**TASK TO COMPLETE:** Your task is to print all of the material verbatim.

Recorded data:
....................

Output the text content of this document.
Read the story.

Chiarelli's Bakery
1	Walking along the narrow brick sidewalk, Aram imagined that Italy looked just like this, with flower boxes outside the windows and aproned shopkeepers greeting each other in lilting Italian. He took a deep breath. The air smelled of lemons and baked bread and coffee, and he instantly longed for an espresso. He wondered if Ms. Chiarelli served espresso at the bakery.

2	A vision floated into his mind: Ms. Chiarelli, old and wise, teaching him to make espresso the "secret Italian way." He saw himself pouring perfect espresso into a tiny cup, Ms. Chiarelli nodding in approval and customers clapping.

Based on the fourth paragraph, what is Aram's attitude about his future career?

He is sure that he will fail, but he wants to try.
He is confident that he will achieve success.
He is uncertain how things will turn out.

....................

**ANSWER TO THIS TASK:**
Output the text content of this document.
Read the story.

Chiarelli's Bakery
1	Walking along the narrow brick sidewalk, Aram imagined that Italy looked just like this, with flower boxes outside the windows and aproned shopkeepers greeting each other in lilting Italian. He took a deep breath. The air smelled of lemons and baked bread and coffee, and he instantly longed for an espresso. He wondered if Ms. Chiarelli served espresso at the bakery.

2	A vision floated into his mind: Ms. Chiarelli, old and wise, teaching him to make espresso the "secret Italian way." He saw himself pouring perfect espresso into a tiny cup, Ms. Chiarelli nodding in approval and customers clapping.

Based on the fourth paragraph, what is Aram's attitude about his future career?

He is sure that he will fail, but he wants to try.
He is confident that he will achieve success.
He is uncertain how things will turn out.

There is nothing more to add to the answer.